- [INSTRUCTIONS TO FOLLOW]
Reproduce the material in full, exactly as written.

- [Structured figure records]
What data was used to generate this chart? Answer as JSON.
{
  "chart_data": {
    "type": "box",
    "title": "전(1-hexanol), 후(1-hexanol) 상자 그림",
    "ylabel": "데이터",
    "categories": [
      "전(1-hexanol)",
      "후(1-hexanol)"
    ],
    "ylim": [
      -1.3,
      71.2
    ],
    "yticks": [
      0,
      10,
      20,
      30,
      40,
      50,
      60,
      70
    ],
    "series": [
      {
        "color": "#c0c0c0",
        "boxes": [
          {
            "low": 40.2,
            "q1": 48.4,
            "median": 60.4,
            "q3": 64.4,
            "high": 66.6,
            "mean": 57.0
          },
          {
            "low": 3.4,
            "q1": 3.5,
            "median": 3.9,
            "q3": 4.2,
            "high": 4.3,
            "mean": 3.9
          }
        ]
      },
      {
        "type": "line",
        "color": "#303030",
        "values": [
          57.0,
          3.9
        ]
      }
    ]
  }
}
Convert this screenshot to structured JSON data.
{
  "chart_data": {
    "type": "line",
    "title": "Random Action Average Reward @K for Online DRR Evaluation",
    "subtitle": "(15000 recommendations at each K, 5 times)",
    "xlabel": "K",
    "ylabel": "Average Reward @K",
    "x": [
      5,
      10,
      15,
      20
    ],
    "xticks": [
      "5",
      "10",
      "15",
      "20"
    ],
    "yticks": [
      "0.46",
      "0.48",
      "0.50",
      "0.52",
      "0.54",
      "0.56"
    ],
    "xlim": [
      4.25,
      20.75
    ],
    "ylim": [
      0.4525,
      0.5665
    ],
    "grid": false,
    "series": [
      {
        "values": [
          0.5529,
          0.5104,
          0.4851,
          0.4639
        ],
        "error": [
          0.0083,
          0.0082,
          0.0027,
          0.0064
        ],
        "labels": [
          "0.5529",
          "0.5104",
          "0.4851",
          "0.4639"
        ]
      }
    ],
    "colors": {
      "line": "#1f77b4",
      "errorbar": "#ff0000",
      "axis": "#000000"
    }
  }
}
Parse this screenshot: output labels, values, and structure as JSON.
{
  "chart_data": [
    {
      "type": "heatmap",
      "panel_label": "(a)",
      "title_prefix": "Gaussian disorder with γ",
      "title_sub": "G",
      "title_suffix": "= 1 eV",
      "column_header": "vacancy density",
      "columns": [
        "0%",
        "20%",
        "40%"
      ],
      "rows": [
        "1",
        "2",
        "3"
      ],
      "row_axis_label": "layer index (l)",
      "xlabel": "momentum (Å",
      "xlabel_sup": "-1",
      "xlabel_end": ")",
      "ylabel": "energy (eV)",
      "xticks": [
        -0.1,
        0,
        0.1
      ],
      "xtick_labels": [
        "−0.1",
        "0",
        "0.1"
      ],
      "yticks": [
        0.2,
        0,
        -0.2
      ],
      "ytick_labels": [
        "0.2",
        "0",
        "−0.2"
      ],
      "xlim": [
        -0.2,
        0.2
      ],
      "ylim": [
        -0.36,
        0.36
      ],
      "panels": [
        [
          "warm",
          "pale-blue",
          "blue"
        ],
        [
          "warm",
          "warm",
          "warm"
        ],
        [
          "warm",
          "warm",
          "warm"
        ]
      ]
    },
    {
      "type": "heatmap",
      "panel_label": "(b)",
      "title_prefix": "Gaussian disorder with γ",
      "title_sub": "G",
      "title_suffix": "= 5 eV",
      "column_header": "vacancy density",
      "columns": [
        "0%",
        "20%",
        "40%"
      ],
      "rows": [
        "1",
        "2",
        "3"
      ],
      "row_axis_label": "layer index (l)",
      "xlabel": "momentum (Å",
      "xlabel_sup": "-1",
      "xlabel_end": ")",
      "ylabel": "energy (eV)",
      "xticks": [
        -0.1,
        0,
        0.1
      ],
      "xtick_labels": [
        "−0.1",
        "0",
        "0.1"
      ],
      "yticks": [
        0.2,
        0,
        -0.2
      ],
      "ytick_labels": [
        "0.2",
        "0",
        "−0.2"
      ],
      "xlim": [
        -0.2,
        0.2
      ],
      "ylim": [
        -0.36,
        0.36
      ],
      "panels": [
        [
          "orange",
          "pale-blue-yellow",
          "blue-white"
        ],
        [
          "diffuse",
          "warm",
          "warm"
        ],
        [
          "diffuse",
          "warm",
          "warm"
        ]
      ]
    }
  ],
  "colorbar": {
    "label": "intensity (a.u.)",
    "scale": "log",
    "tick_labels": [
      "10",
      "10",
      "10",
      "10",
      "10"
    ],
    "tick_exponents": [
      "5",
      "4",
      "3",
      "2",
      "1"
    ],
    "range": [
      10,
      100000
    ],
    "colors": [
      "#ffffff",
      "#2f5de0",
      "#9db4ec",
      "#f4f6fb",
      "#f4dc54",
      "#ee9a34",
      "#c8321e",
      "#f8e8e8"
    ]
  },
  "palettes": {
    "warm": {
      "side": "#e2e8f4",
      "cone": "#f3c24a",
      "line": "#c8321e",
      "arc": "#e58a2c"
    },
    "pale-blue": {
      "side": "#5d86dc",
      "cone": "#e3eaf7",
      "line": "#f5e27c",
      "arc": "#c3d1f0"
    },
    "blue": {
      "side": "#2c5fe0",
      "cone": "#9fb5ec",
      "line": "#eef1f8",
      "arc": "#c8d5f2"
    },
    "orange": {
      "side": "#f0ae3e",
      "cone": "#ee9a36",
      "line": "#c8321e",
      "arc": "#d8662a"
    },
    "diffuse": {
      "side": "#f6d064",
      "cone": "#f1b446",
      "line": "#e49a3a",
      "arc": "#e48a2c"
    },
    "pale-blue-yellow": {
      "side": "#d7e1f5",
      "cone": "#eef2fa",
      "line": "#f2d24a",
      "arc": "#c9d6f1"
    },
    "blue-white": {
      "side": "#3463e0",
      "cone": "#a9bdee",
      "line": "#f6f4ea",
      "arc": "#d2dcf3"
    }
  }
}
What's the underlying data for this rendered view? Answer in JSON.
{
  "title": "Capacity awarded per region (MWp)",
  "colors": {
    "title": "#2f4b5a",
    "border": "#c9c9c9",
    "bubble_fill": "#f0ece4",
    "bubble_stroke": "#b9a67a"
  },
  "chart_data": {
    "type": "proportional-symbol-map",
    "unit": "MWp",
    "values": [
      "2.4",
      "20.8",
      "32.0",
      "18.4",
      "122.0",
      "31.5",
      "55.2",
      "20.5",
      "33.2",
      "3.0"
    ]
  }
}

- [TASK ANSWER]
What data was used to generate this chart? Answer as JSON.
{
  "chart_data": {
    "type": "box",
    "title": "전(1-hexanol), 후(1-hexanol) 상자 그림",
    "ylabel": "데이터",
    "categories": [
      "전(1-hexanol)",
      "후(1-hexanol)"
    ],
    "ylim": [
      -1.3,
      71.2
    ],
    "yticks": [
      0,
      10,
      20,
      30,
      40,
      50,
      60,
      70
    ],
    "series": [
      {
        "color": "#c0c0c0",
        "boxes": [
          {
            "low": 40.2,
            "q1": 48.4,
            "median": 60.4,
            "q3": 64.4,
            "high": 66.6,
            "mean": 57.0
          },
          {
            "low": 3.4,
            "q1": 3.5,
            "median": 3.9,
            "q3": 4.2,
            "high": 4.3,
            "mean": 3.9
          }
        ]
      },
      {
        "type": "line",
        "color": "#303030",
        "values": [
          57.0,
          3.9
        ]
      }
    ]
  }
}
Convert this screenshot to structured JSON data.
{
  "chart_data": {
    "type": "line",
    "title": "Random Action Average Reward @K for Online DRR Evaluation",
    "subtitle": "(15000 recommendations at each K, 5 times)",
    "xlabel": "K",
    "ylabel": "Average Reward @K",
    "x": [
      5,
      10,
      15,
      20
    ],
    "xticks": [
      "5",
      "10",
      "15",
      "20"
    ],
    "yticks": [
      "0.46",
      "0.48",
      "0.50",
      "0.52",
      "0.54",
      "0.56"
    ],
    "xlim": [
      4.25,
      20.75
    ],
    "ylim": [
      0.4525,
      0.5665
    ],
    "grid": false,
    "series": [
      {
        "values": [
          0.5529,
          0.5104,
          0.4851,
          0.4639
        ],
        "error": [
          0.0083,
          0.0082,
          0.0027,
          0.0064
        ],
        "labels": [
          "0.5529",
          "0.5104",
          "0.4851",
          "0.4639"
        ]
      }
    ],
    "colors": {
      "line": "#1f77b4",
      "errorbar": "#ff0000",
      "axis": "#000000"
    }
  }
}
Parse this screenshot: output labels, values, and structure as JSON.
{
  "chart_data": [
    {
      "type": "heatmap",
      "panel_label": "(a)",
      "title_prefix": "Gaussian disorder with γ",
      "title_sub": "G",
      "title_suffix": "= 1 eV",
      "column_header": "vacancy density",
      "columns": [
        "0%",
        "20%",
        "40%"
      ],
      "rows": [
        "1",
        "2",
        "3"
      ],
      "row_axis_label": "layer index (l)",
      "xlabel": "momentum (Å",
      "xlabel_sup": "-1",
      "xlabel_end": ")",
      "ylabel": "energy (eV)",
      "xticks": [
        -0.1,
        0,
        0.1
      ],
      "xtick_labels": [
        "−0.1",
        "0",
        "0.1"
      ],
      "yticks": [
        0.2,
        0,
        -0.2
      ],
      "ytick_labels": [
        "0.2",
        "0",
        "−0.2"
      ],
      "xlim": [
        -0.2,
        0.2
      ],
      "ylim": [
        -0.36,
        0.36
      ],
      "panels": [
        [
          "warm",
          "pale-blue",
          "blue"
        ],
        [
          "warm",
          "warm",
          "warm"
        ],
        [
          "warm",
          "warm",
          "warm"
        ]
      ]
    },
    {
      "type": "heatmap",
      "panel_label": "(b)",
      "title_prefix": "Gaussian disorder with γ",
      "title_sub": "G",
      "title_suffix": "= 5 eV",
      "column_header": "vacancy density",
      "columns": [
        "0%",
        "20%",
        "40%"
      ],
      "rows": [
        "1",
        "2",
        "3"
      ],
      "row_axis_label": "layer index (l)",
      "xlabel": "momentum (Å",
      "xlabel_sup": "-1",
      "xlabel_end": ")",
      "ylabel": "energy (eV)",
      "xticks": [
        -0.1,
        0,
        0.1
      ],
      "xtick_labels": [
        "−0.1",
        "0",
        "0.1"
      ],
      "yticks": [
        0.2,
        0,
        -0.2
      ],
      "ytick_labels": [
        "0.2",
        "0",
        "−0.2"
      ],
      "xlim": [
        -0.2,
        0.2
      ],
      "ylim": [
        -0.36,
        0.36
      ],
      "panels": [
        [
          "orange",
          "pale-blue-yellow",
          "blue-white"
        ],
        [
          "diffuse",
          "warm",
          "warm"
        ],
        [
          "diffuse",
          "warm",
          "warm"
        ]
      ]
    }
  ],
  "colorbar": {
    "label": "intensity (a.u.)",
    "scale": "log",
    "tick_labels": [
      "10",
      "10",
      "10",
      "10",
      "10"
    ],
    "tick_exponents": [
      "5",
      "4",
      "3",
      "2",
      "1"
    ],
    "range": [
      10,
      100000
    ],
    "colors": [
      "#ffffff",
      "#2f5de0",
      "#9db4ec",
      "#f4f6fb",
      "#f4dc54",
      "#ee9a34",
      "#c8321e",
      "#f8e8e8"
    ]
  },
  "palettes": {
    "warm": {
      "side": "#e2e8f4",
      "cone": "#f3c24a",
      "line": "#c8321e",
      "arc": "#e58a2c"
    },
    "pale-blue": {
      "side": "#5d86dc",
      "cone": "#e3eaf7",
      "line": "#f5e27c",
      "arc": "#c3d1f0"
    },
    "blue": {
      "side": "#2c5fe0",
      "cone": "#9fb5ec",
      "line": "#eef1f8",
      "arc": "#c8d5f2"
    },
    "orange": {
      "side": "#f0ae3e",
      "cone": "#ee9a36",
      "line": "#c8321e",
      "arc": "#d8662a"
    },
    "diffuse": {
      "side": "#f6d064",
      "cone": "#f1b446",
      "line": "#e49a3a",
      "arc": "#e48a2c"
    },
    "pale-blue-yellow": {
      "side": "#d7e1f5",
      "cone": "#eef2fa",
      "line": "#f2d24a",
      "arc": "#c9d6f1"
    },
    "blue-white": {
      "side": "#3463e0",
      "cone": "#a9bdee",
      "line": "#f6f4ea",
      "arc": "#d2dcf3"
    }
  }
}
What's the underlying data for this rendered view? Answer in JSON.
{
  "title": "Capacity awarded per region (MWp)",
  "colors": {
    "title": "#2f4b5a",
    "border": "#c9c9c9",
    "bubble_fill": "#f0ece4",
    "bubble_stroke": "#b9a67a"
  },
  "chart_data": {
    "type": "proportional-symbol-map",
    "unit": "MWp",
    "values": [
      "2.4",
      "20.8",
      "32.0",
      "18.4",
      "122.0",
      "31.5",
      "55.2",
      "20.5",
      "33.2",
      "3.0"
    ]
  }
}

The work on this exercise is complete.